### YOUR TASK
Print the entries that appear below, exactly as written and without their pictures.

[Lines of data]
-.-.-
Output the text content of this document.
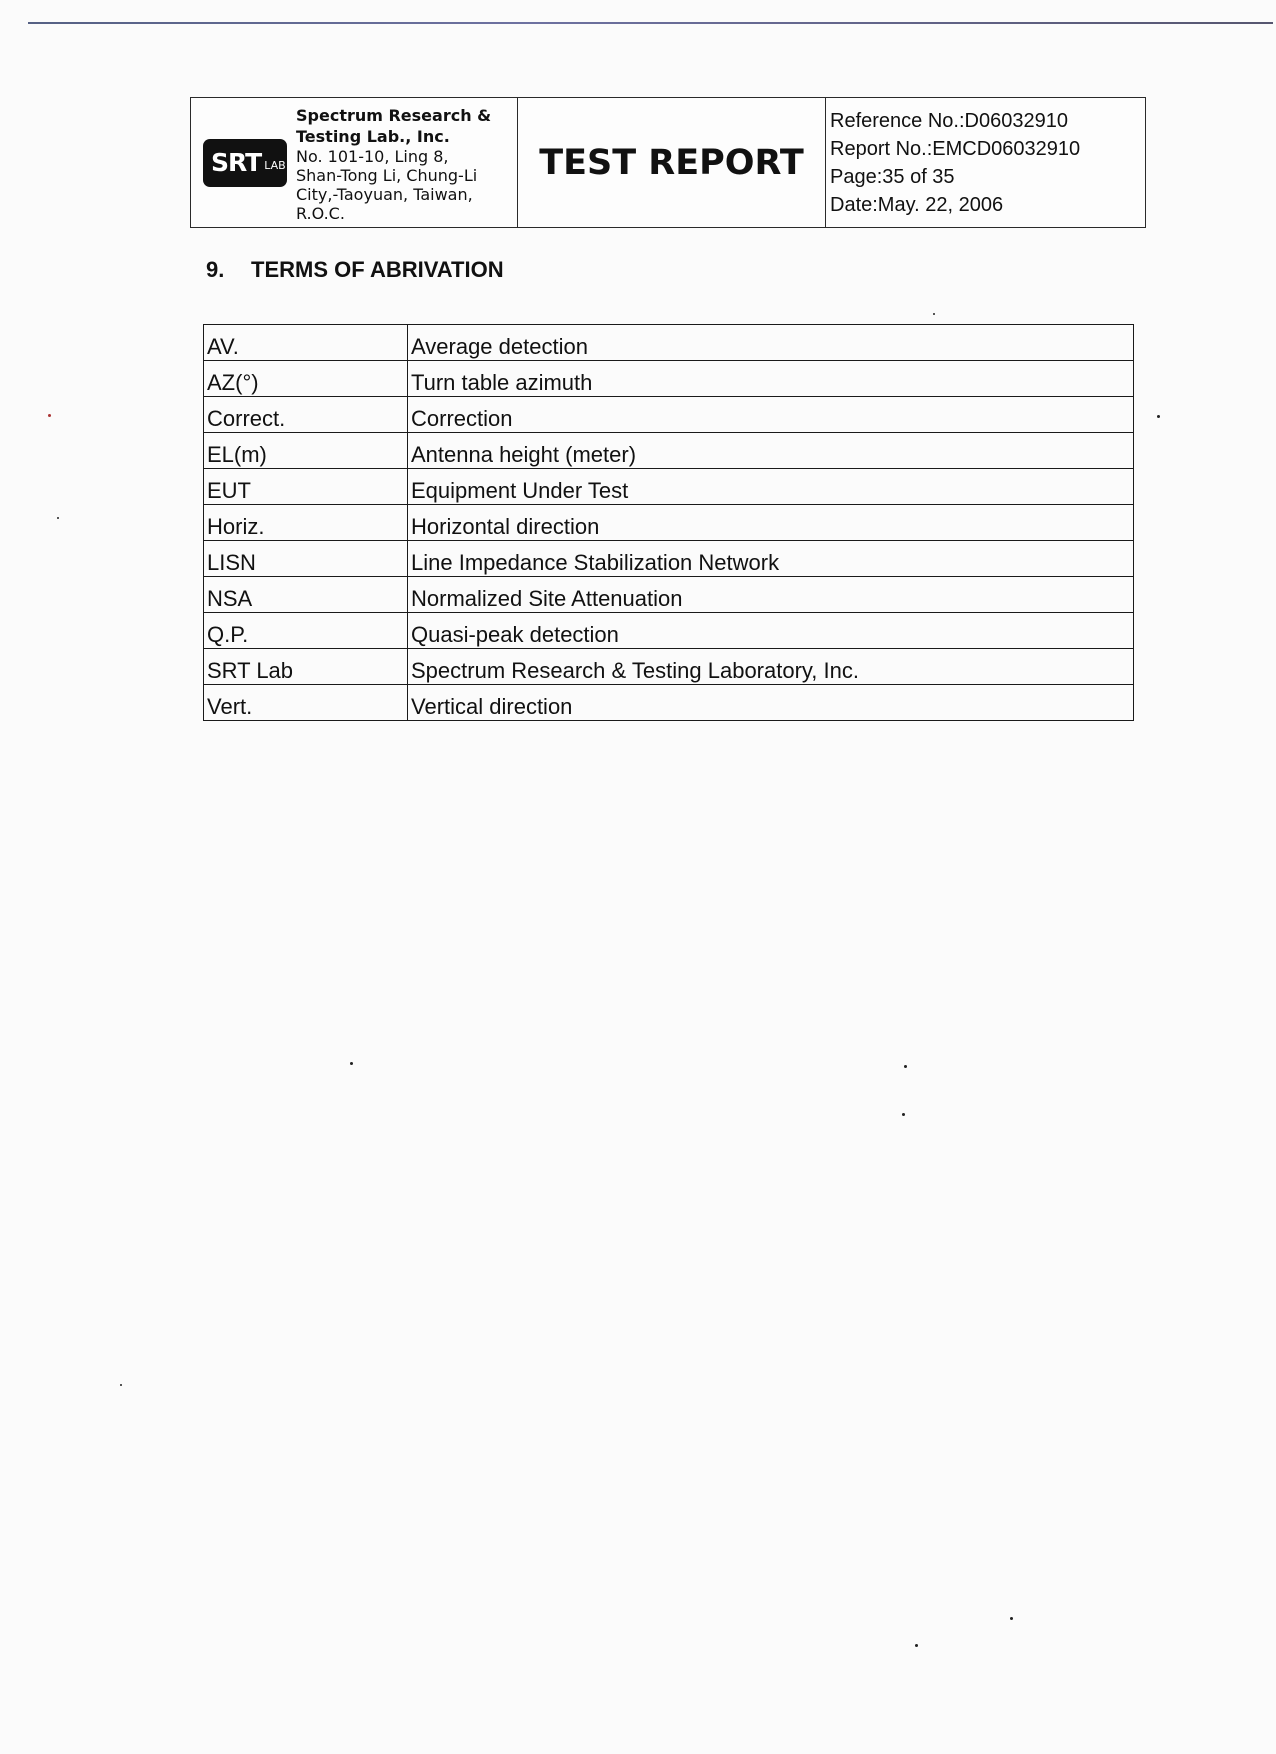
SRT LAB
Spectrum Research &
Testing Lab., Inc.
No. 101-10, Ling 8,
Shan-Tong Li, Chung-Li
City,-Taoyuan, Taiwan,
R.O.C.
TEST REPORT
Reference No.:D06032910
Report No.:EMCD06032910
Page:35 of 35
Date:May. 22, 2006
9. TERMS OF ABRIVATION
AV.	Average detection
AZ(°)	Turn table azimuth
Correct.	Correction
EL(m)	Antenna height (meter)
EUT	Equipment Under Test
Horiz.	Horizontal direction
LISN	Line Impedance Stabilization Network
NSA	Normalized Site Attenuation
Q.P.	Quasi-peak detection
SRT Lab	Spectrum Research & Testing Laboratory, Inc.
Vert.	Vertical direction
-.-.-
### SOLUTION
Output the text content of this document.
SRT LAB
Spectrum Research &
Testing Lab., Inc.
No. 101-10, Ling 8,
Shan-Tong Li, Chung-Li
City,-Taoyuan, Taiwan,
R.O.C.
TEST REPORT
Reference No.:D06032910
Report No.:EMCD06032910
Page:35 of 35
Date:May. 22, 2006
9. TERMS OF ABRIVATION
AV.	Average detection
AZ(°)	Turn table azimuth
Correct.	Correction
EL(m)	Antenna height (meter)
EUT	Equipment Under Test
Horiz.	Horizontal direction
LISN	Line Impedance Stabilization Network
NSA	Normalized Site Attenuation
Q.P.	Quasi-peak detection
SRT Lab	Spectrum Research & Testing Laboratory, Inc.
Vert.	Vertical direction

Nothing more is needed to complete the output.